++++ DATA ROWS

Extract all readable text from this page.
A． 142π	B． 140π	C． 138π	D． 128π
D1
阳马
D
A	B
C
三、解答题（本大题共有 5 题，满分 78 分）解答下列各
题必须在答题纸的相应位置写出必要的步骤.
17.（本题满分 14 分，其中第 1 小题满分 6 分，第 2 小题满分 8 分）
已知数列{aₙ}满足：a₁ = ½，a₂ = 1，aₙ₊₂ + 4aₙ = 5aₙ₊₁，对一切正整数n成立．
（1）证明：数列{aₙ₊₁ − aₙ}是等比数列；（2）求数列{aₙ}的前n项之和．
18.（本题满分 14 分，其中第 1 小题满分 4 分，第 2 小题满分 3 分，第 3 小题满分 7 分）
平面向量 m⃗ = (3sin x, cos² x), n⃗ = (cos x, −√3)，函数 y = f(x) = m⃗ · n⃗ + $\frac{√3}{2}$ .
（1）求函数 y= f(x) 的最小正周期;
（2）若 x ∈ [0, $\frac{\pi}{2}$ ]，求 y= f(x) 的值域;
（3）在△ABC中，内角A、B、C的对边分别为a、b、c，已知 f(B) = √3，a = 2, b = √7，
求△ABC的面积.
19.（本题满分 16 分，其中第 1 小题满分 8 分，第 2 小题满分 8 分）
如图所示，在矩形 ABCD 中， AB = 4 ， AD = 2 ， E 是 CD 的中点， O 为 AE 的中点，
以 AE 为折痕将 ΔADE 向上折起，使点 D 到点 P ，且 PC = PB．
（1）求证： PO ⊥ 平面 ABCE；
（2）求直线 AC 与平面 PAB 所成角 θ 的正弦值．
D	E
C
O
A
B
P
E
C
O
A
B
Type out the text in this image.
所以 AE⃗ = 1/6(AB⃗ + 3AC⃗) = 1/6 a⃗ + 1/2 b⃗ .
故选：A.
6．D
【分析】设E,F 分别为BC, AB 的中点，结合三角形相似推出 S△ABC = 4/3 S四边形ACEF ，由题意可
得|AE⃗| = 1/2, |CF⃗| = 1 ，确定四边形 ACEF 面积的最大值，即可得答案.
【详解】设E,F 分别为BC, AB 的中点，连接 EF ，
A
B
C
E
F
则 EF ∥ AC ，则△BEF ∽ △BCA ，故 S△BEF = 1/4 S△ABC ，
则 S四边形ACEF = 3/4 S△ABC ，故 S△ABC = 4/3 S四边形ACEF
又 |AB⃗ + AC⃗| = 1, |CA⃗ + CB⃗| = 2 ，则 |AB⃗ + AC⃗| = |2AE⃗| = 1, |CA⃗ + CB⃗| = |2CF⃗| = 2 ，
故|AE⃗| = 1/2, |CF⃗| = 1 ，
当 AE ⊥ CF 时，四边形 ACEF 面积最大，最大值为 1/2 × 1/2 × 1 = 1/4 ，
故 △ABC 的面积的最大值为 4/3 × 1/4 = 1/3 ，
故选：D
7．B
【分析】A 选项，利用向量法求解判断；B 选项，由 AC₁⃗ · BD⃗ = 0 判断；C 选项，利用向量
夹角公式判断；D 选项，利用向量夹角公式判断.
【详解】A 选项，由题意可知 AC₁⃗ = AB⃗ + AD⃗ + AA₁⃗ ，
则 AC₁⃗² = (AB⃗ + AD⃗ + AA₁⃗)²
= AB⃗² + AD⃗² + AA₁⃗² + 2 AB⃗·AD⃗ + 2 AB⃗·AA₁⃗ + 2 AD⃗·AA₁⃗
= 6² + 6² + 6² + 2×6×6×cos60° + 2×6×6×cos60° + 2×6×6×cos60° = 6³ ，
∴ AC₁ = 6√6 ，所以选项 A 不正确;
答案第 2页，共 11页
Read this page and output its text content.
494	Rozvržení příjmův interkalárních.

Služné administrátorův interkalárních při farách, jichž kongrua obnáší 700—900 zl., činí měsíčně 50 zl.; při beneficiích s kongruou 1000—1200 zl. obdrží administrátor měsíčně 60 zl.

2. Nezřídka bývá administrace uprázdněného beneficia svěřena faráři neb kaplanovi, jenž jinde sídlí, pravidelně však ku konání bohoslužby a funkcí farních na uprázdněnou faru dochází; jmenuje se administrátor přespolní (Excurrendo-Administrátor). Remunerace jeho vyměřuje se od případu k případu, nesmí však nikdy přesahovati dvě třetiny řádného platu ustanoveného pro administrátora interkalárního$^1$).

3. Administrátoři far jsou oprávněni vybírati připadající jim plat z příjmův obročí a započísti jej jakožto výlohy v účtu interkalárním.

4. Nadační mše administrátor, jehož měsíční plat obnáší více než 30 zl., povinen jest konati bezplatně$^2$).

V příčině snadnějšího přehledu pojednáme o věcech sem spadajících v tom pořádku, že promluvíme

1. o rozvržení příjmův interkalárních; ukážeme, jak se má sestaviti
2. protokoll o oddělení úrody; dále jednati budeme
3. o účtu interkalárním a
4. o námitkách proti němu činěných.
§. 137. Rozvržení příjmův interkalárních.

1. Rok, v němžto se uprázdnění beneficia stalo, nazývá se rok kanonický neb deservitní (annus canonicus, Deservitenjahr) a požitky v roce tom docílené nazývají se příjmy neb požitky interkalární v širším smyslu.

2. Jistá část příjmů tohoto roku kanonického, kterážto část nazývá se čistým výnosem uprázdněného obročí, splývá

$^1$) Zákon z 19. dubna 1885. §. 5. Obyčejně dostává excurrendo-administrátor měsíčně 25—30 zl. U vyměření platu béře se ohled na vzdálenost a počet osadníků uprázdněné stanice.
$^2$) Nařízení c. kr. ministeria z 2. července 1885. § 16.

++++++++

EXERCISE OBJECTIVE
Please reproduce each line exactly as written.

ANSWER
Extract all readable text from this page.
A． 142π	B． 140π	C． 138π	D． 128π
D1
阳马
D
A	B
C
三、解答题（本大题共有 5 题，满分 78 分）解答下列各
题必须在答题纸的相应位置写出必要的步骤.
17.（本题满分 14 分，其中第 1 小题满分 6 分，第 2 小题满分 8 分）
已知数列{aₙ}满足：a₁ = ½，a₂ = 1，aₙ₊₂ + 4aₙ = 5aₙ₊₁，对一切正整数n成立．
（1）证明：数列{aₙ₊₁ − aₙ}是等比数列；（2）求数列{aₙ}的前n项之和．
18.（本题满分 14 分，其中第 1 小题满分 4 分，第 2 小题满分 3 分，第 3 小题满分 7 分）
平面向量 m⃗ = (3sin x, cos² x), n⃗ = (cos x, −√3)，函数 y = f(x) = m⃗ · n⃗ + $\frac{√3}{2}$ .
（1）求函数 y= f(x) 的最小正周期;
（2）若 x ∈ [0, $\frac{\pi}{2}$ ]，求 y= f(x) 的值域;
（3）在△ABC中，内角A、B、C的对边分别为a、b、c，已知 f(B) = √3，a = 2, b = √7，
求△ABC的面积.
19.（本题满分 16 分，其中第 1 小题满分 8 分，第 2 小题满分 8 分）
如图所示，在矩形 ABCD 中， AB = 4 ， AD = 2 ， E 是 CD 的中点， O 为 AE 的中点，
以 AE 为折痕将 ΔADE 向上折起，使点 D 到点 P ，且 PC = PB．
（1）求证： PO ⊥ 平面 ABCE；
（2）求直线 AC 与平面 PAB 所成角 θ 的正弦值．
D	E
C
O
A
B
P
E
C
O
A
B
Type out the text in this image.
所以 AE⃗ = 1/6(AB⃗ + 3AC⃗) = 1/6 a⃗ + 1/2 b⃗ .
故选：A.
6．D
【分析】设E,F 分别为BC, AB 的中点，结合三角形相似推出 S△ABC = 4/3 S四边形ACEF ，由题意可
得|AE⃗| = 1/2, |CF⃗| = 1 ，确定四边形 ACEF 面积的最大值，即可得答案.
【详解】设E,F 分别为BC, AB 的中点，连接 EF ，
A
B
C
E
F
则 EF ∥ AC ，则△BEF ∽ △BCA ，故 S△BEF = 1/4 S△ABC ，
则 S四边形ACEF = 3/4 S△ABC ，故 S△ABC = 4/3 S四边形ACEF
又 |AB⃗ + AC⃗| = 1, |CA⃗ + CB⃗| = 2 ，则 |AB⃗ + AC⃗| = |2AE⃗| = 1, |CA⃗ + CB⃗| = |2CF⃗| = 2 ，
故|AE⃗| = 1/2, |CF⃗| = 1 ，
当 AE ⊥ CF 时，四边形 ACEF 面积最大，最大值为 1/2 × 1/2 × 1 = 1/4 ，
故 △ABC 的面积的最大值为 4/3 × 1/4 = 1/3 ，
故选：D
7．B
【分析】A 选项，利用向量法求解判断；B 选项，由 AC₁⃗ · BD⃗ = 0 判断；C 选项，利用向量
夹角公式判断；D 选项，利用向量夹角公式判断.
【详解】A 选项，由题意可知 AC₁⃗ = AB⃗ + AD⃗ + AA₁⃗ ，
则 AC₁⃗² = (AB⃗ + AD⃗ + AA₁⃗)²
= AB⃗² + AD⃗² + AA₁⃗² + 2 AB⃗·AD⃗ + 2 AB⃗·AA₁⃗ + 2 AD⃗·AA₁⃗
= 6² + 6² + 6² + 2×6×6×cos60° + 2×6×6×cos60° + 2×6×6×cos60° = 6³ ，
∴ AC₁ = 6√6 ，所以选项 A 不正确;
答案第 2页，共 11页
Read this page and output its text content.
494	Rozvržení příjmův interkalárních.

Služné administrátorův interkalárních při farách, jichž kongrua obnáší 700—900 zl., činí měsíčně 50 zl.; při beneficiích s kongruou 1000—1200 zl. obdrží administrátor měsíčně 60 zl.

2. Nezřídka bývá administrace uprázdněného beneficia svěřena faráři neb kaplanovi, jenž jinde sídlí, pravidelně však ku konání bohoslužby a funkcí farních na uprázdněnou faru dochází; jmenuje se administrátor přespolní (Excurrendo-Administrátor). Remunerace jeho vyměřuje se od případu k případu, nesmí však nikdy přesahovati dvě třetiny řádného platu ustanoveného pro administrátora interkalárního$^1$).

3. Administrátoři far jsou oprávněni vybírati připadající jim plat z příjmův obročí a započísti jej jakožto výlohy v účtu interkalárním.

4. Nadační mše administrátor, jehož měsíční plat obnáší více než 30 zl., povinen jest konati bezplatně$^2$).

V příčině snadnějšího přehledu pojednáme o věcech sem spadajících v tom pořádku, že promluvíme

1. o rozvržení příjmův interkalárních; ukážeme, jak se má sestaviti
2. protokoll o oddělení úrody; dále jednati budeme
3. o účtu interkalárním a
4. o námitkách proti němu činěných.
§. 137. Rozvržení příjmův interkalárních.

1. Rok, v němžto se uprázdnění beneficia stalo, nazývá se rok kanonický neb deservitní (annus canonicus, Deservitenjahr) a požitky v roce tom docílené nazývají se příjmy neb požitky interkalární v širším smyslu.

2. Jistá část příjmů tohoto roku kanonického, kterážto část nazývá se čistým výnosem uprázdněného obročí, splývá

$^1$) Zákon z 19. dubna 1885. §. 5. Obyčejně dostává excurrendo-administrátor měsíčně 25—30 zl. U vyměření platu béře se ohled na vzdálenost a počet osadníků uprázdněné stanice.
$^2$) Nařízení c. kr. ministeria z 2. července 1885. § 16.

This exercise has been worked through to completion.